Filter the data below for the string "Freddie" and copy each matching line.

- - - - - - -

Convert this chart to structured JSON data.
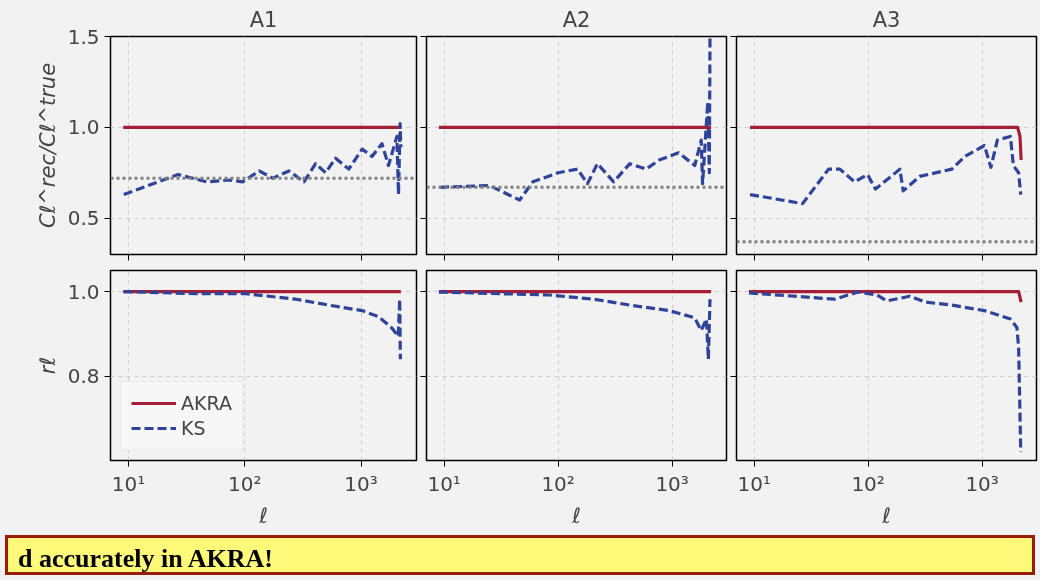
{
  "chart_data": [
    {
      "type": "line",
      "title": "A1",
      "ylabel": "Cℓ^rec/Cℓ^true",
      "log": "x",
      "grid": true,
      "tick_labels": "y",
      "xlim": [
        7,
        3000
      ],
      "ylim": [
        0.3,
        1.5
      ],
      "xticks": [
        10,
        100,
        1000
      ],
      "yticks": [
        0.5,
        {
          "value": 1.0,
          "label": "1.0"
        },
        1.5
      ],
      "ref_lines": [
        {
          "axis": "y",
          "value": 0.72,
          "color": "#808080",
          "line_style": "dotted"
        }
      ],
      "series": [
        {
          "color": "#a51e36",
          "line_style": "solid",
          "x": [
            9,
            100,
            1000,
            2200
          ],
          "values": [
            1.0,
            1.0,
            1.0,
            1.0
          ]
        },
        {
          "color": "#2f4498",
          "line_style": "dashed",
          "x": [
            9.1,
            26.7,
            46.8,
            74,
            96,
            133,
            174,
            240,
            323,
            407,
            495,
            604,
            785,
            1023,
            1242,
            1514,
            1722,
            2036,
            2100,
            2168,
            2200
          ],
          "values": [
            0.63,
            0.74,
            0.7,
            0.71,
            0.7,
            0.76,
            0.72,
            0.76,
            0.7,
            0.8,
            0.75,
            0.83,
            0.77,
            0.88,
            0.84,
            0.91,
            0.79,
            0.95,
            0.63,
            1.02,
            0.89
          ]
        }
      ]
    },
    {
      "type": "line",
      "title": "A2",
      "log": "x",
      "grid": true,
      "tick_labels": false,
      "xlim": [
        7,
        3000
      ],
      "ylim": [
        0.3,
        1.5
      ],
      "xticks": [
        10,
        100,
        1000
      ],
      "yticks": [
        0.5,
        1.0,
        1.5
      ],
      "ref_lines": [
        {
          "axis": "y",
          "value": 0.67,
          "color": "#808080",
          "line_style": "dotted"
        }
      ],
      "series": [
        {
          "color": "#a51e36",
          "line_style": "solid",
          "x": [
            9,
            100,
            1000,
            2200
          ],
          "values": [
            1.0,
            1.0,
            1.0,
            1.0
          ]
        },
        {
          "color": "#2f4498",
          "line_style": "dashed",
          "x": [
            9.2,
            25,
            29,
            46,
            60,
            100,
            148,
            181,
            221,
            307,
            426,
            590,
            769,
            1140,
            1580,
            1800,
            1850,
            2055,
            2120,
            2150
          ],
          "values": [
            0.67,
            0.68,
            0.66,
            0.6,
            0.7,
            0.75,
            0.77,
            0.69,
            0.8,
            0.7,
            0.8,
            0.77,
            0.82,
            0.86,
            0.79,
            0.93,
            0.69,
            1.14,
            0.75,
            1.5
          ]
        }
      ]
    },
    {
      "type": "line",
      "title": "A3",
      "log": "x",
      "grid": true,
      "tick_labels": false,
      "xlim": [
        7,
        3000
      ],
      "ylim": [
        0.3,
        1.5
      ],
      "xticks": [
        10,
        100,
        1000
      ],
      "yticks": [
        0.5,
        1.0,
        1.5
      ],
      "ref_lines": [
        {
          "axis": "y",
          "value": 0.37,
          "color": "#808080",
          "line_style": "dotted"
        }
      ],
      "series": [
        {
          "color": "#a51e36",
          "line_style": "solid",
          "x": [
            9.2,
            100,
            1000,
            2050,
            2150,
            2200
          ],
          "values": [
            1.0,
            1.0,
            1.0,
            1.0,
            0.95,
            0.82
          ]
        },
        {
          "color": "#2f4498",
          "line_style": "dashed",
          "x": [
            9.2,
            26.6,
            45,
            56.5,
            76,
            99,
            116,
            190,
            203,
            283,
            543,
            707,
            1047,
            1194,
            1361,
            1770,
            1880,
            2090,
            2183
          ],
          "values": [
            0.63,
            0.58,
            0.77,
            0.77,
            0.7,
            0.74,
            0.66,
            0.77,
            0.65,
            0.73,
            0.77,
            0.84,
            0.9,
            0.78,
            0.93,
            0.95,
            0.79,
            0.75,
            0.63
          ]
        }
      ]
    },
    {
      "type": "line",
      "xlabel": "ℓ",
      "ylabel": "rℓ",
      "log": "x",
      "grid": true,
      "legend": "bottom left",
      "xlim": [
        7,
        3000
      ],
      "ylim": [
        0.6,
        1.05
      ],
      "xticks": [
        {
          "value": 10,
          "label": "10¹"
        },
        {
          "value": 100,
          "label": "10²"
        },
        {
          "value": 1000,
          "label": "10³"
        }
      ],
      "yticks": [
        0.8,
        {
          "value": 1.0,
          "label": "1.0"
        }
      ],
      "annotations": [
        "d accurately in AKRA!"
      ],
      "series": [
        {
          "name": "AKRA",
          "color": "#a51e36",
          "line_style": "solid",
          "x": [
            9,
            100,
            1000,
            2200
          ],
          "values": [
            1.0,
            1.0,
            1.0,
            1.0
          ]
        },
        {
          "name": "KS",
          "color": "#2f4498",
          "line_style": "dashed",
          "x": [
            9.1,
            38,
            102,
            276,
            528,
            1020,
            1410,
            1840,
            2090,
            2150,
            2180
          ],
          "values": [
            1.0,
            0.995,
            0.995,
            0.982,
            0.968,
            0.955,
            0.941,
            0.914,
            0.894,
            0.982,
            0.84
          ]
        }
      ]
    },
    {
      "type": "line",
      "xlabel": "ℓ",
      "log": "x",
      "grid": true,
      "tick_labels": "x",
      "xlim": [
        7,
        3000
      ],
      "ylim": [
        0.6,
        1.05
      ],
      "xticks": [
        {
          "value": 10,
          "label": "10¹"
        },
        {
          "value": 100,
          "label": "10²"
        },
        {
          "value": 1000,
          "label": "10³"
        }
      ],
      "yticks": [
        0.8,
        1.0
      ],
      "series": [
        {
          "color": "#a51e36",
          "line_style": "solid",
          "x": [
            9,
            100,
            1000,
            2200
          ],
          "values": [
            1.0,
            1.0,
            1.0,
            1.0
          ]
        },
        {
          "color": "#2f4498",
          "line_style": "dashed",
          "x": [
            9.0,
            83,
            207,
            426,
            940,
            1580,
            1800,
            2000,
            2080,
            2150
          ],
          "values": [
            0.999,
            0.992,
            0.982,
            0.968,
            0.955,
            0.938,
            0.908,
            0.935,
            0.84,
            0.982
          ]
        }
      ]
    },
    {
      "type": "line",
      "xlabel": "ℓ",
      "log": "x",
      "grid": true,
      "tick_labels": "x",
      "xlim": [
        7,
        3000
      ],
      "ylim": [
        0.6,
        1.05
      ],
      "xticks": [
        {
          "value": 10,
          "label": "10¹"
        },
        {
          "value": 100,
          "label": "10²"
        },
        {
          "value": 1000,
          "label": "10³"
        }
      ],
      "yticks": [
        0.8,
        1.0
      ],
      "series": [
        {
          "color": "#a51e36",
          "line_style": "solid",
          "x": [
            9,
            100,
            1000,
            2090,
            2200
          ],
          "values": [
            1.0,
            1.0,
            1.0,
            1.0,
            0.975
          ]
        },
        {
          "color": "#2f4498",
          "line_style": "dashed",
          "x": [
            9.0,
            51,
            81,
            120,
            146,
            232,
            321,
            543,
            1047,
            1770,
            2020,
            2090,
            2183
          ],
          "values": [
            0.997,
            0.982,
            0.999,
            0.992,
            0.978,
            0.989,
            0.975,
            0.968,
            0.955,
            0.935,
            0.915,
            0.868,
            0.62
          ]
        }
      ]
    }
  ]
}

- - - - - - -

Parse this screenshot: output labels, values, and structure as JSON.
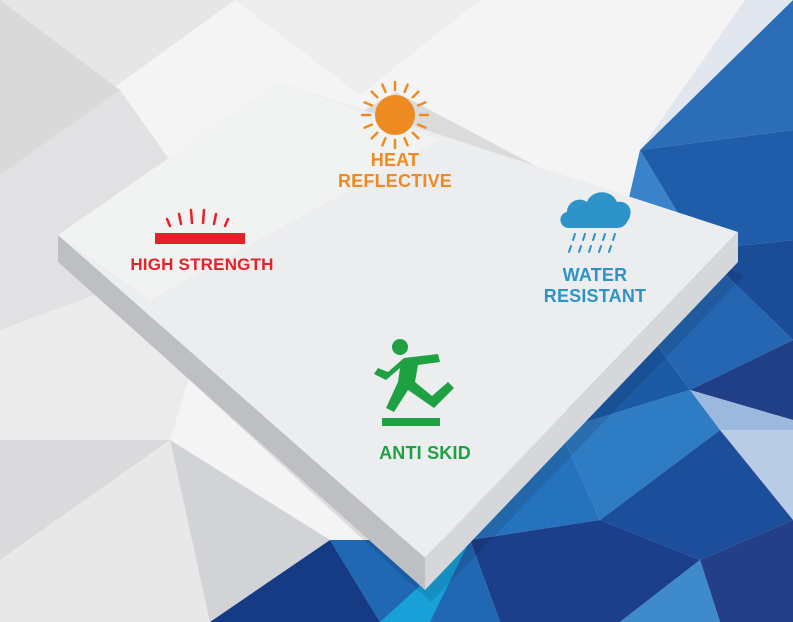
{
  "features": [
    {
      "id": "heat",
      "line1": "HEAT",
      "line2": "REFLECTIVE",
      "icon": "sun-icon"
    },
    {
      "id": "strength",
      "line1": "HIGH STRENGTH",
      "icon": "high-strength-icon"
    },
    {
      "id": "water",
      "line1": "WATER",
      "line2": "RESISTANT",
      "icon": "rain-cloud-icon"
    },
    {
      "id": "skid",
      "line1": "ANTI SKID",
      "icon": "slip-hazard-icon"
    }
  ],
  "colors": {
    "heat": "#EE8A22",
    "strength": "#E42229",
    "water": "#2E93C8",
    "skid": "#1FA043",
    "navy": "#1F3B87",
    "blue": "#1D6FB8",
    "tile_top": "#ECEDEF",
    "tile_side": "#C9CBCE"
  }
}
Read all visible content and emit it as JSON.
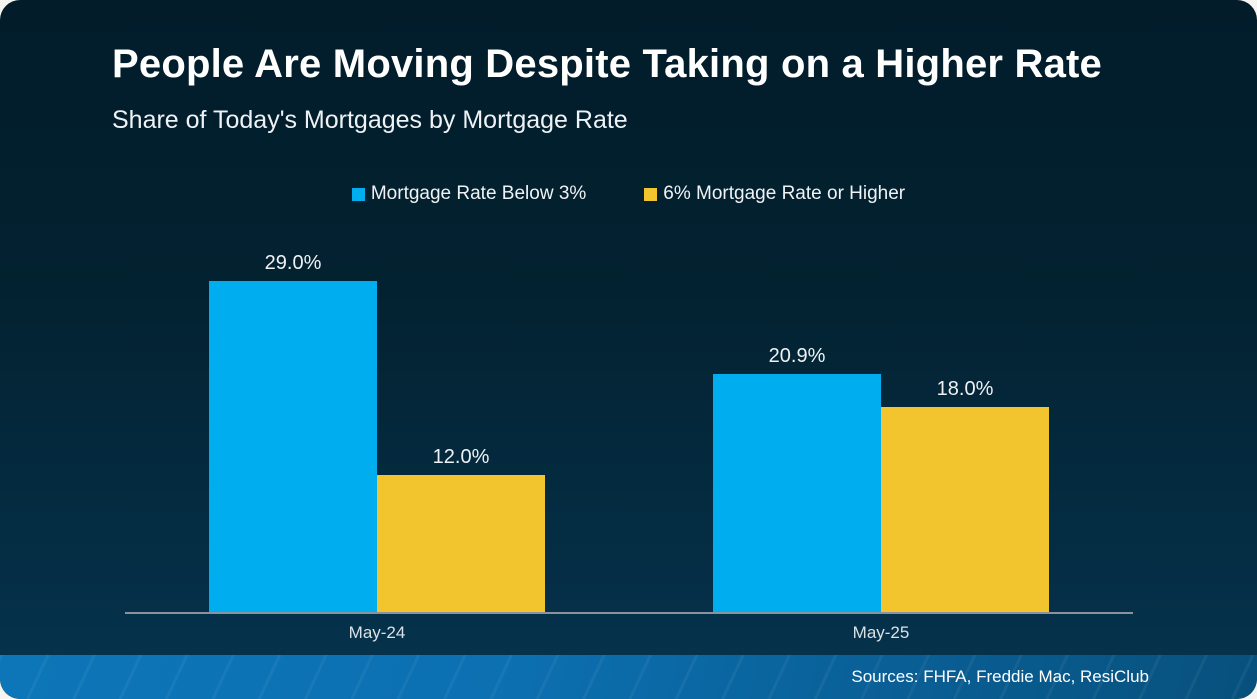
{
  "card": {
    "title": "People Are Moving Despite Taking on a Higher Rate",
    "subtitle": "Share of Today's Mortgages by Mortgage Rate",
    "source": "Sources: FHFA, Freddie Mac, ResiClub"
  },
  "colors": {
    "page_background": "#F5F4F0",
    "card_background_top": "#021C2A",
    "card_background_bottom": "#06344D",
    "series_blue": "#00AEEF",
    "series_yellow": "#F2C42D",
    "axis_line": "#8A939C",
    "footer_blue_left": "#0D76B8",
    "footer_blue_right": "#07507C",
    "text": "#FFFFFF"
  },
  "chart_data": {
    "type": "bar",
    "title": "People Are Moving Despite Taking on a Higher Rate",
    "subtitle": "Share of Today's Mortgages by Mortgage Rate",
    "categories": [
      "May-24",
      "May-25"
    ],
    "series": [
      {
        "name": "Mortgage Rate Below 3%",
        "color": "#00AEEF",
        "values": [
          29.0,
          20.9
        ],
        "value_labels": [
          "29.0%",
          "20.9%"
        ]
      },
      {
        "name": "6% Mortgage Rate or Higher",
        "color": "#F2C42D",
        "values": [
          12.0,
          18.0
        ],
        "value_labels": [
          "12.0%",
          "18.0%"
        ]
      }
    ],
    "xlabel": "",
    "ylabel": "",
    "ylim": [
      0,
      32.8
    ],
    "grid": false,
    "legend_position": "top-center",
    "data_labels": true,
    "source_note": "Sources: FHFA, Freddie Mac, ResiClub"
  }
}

- - - - - - -

§ Final result:
    "source": "Sources: FHFA, Freddie Mac, ResiClub"
    "source_note": "Sources: FHFA, Freddie Mac, ResiClub"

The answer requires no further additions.